--- Working data ---

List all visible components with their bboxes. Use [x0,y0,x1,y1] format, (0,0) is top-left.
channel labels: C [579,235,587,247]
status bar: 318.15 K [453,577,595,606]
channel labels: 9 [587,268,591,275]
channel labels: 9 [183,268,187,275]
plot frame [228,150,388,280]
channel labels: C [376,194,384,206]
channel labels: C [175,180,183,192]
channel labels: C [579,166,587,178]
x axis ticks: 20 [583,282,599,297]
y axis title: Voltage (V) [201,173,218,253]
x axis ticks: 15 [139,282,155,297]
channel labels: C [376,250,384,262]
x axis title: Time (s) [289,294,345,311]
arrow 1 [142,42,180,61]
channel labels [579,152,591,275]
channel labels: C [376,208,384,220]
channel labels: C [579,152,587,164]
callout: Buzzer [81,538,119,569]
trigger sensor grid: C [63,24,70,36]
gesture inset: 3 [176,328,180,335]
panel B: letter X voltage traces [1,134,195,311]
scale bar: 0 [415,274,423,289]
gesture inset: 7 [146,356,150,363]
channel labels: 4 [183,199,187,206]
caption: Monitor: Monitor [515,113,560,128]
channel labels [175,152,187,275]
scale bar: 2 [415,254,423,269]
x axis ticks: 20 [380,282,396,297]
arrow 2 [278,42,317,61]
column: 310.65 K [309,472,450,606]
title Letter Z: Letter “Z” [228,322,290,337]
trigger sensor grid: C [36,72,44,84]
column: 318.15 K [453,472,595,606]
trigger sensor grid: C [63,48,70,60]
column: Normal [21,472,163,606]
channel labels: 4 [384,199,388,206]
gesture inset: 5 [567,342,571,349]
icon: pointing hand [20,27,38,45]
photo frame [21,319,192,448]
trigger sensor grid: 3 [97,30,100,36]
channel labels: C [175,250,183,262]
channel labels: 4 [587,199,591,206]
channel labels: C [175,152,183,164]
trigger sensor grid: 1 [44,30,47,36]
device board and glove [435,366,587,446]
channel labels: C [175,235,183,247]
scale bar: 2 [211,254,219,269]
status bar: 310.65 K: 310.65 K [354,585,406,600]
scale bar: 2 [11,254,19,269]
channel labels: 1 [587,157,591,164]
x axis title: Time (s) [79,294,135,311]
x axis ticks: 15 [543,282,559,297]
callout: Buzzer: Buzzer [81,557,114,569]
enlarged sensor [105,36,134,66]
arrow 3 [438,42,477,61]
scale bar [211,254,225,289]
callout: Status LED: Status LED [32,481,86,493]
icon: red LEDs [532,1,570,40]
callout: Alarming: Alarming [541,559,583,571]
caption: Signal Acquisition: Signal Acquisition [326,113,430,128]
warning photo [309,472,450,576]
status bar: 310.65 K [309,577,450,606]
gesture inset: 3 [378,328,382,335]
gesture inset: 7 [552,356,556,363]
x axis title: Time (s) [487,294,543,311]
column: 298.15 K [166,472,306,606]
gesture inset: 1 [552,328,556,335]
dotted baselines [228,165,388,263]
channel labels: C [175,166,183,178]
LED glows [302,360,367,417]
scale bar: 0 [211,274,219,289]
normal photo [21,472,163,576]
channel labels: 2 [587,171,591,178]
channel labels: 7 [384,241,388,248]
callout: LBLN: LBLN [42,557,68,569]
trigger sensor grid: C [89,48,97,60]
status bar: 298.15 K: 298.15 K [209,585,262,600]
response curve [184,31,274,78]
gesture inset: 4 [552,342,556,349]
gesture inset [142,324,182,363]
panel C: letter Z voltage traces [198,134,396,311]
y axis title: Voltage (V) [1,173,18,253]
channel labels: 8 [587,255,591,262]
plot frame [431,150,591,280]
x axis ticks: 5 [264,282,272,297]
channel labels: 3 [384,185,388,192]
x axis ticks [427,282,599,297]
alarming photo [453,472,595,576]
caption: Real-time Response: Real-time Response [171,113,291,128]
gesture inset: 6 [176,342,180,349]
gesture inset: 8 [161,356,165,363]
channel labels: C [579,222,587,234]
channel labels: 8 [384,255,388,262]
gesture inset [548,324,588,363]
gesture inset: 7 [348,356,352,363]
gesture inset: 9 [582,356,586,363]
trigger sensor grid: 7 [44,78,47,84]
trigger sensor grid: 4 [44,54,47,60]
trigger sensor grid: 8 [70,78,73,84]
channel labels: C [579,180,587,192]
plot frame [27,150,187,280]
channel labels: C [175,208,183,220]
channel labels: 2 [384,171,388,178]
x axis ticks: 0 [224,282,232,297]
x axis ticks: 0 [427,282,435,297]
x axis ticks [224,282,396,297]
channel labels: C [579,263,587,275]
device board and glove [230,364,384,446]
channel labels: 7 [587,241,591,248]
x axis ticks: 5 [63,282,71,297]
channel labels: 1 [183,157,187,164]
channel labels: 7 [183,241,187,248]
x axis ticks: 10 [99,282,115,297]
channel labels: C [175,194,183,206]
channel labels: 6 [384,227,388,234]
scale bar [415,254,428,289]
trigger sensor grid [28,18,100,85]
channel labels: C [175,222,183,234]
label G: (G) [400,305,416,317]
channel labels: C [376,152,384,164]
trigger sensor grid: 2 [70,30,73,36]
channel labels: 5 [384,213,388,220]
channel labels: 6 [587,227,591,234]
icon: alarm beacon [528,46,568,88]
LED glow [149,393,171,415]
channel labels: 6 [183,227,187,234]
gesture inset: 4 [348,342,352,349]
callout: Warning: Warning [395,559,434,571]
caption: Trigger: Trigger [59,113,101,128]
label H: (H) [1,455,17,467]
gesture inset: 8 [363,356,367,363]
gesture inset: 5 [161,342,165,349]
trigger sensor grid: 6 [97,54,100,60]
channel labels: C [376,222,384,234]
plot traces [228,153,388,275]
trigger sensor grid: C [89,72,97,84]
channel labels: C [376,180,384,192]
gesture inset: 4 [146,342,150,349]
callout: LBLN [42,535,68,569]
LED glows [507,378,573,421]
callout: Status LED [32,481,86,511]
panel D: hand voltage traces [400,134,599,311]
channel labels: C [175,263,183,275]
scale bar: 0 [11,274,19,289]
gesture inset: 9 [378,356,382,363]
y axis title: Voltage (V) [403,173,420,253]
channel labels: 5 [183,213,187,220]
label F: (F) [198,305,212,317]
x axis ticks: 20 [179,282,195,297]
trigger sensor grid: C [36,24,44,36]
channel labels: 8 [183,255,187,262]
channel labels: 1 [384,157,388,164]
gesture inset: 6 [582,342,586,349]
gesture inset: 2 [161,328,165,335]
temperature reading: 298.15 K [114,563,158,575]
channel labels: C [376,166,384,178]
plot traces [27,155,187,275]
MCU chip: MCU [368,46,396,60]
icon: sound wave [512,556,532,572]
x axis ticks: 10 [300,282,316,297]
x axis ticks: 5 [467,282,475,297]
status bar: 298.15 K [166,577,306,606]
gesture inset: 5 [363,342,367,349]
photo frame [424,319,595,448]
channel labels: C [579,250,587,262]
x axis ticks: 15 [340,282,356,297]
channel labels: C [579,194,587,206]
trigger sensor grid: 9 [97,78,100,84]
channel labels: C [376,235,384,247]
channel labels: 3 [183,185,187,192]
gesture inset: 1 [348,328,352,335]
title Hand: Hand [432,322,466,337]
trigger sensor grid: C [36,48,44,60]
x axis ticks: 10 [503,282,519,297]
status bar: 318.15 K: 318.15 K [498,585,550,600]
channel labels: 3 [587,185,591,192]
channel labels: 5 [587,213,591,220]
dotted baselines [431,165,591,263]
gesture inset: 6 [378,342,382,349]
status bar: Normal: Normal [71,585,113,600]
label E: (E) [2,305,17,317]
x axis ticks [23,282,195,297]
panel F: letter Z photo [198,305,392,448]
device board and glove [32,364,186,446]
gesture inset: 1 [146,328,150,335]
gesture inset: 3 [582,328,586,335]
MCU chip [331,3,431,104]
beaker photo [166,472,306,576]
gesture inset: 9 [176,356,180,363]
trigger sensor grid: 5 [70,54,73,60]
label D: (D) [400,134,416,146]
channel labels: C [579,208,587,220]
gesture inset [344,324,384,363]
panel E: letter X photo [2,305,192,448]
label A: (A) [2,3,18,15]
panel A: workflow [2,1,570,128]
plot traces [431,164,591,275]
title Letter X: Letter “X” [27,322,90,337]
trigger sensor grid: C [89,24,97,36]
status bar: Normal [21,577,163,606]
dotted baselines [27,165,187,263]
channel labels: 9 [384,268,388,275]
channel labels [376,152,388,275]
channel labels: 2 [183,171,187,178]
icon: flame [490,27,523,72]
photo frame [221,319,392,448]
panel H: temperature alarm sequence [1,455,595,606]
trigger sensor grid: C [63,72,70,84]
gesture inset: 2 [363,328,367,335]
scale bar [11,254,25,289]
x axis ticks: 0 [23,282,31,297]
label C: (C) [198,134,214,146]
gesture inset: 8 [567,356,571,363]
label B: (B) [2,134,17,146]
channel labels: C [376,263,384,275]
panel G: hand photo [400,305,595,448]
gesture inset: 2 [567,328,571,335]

---

> _What the task asks_
Output the stretch from the start of the material through the line containing "caption: Monitor: Monitor [515,113,560,128]" as a JSON list of strings, one string per line, leaving out blank lines.

> _Answer for the task_
[
  "List all visible components with their bboxes. Use [x0,y0,x1,y1] format, (0,0) is top-left.",
  "channel labels: C [579,235,587,247]",
  "status bar: 318.15 K [453,577,595,606]",
  "channel labels: 9 [587,268,591,275]",
  "channel labels: 9 [183,268,187,275]",
  "plot frame [228,150,388,280]",
  "channel labels: C [376,194,384,206]",
  "channel labels: C [175,180,183,192]",
  "channel labels: C [579,166,587,178]",
  "x axis ticks: 20 [583,282,599,297]",
  "y axis title: Voltage (V) [201,173,218,253]",
  "x axis ticks: 15 [139,282,155,297]",
  "channel labels: C [376,250,384,262]",
  "x axis title: Time (s) [289,294,345,311]",
  "arrow 1 [142,42,180,61]",
  "channel labels [579,152,591,275]",
  "channel labels: C [376,208,384,220]",
  "channel labels: C [579,152,587,164]",
  "callout: Buzzer [81,538,119,569]",
  "trigger sensor grid: C [63,24,70,36]",
  "gesture inset: 3 [176,328,180,335]",
  "panel B: letter X voltage traces [1,134,195,311]",
  "scale bar: 0 [415,274,423,289]",
  "gesture inset: 7 [146,356,150,363]",
  "channel labels: 4 [183,199,187,206]",
  "caption: Monitor: Monitor [515,113,560,128]"
]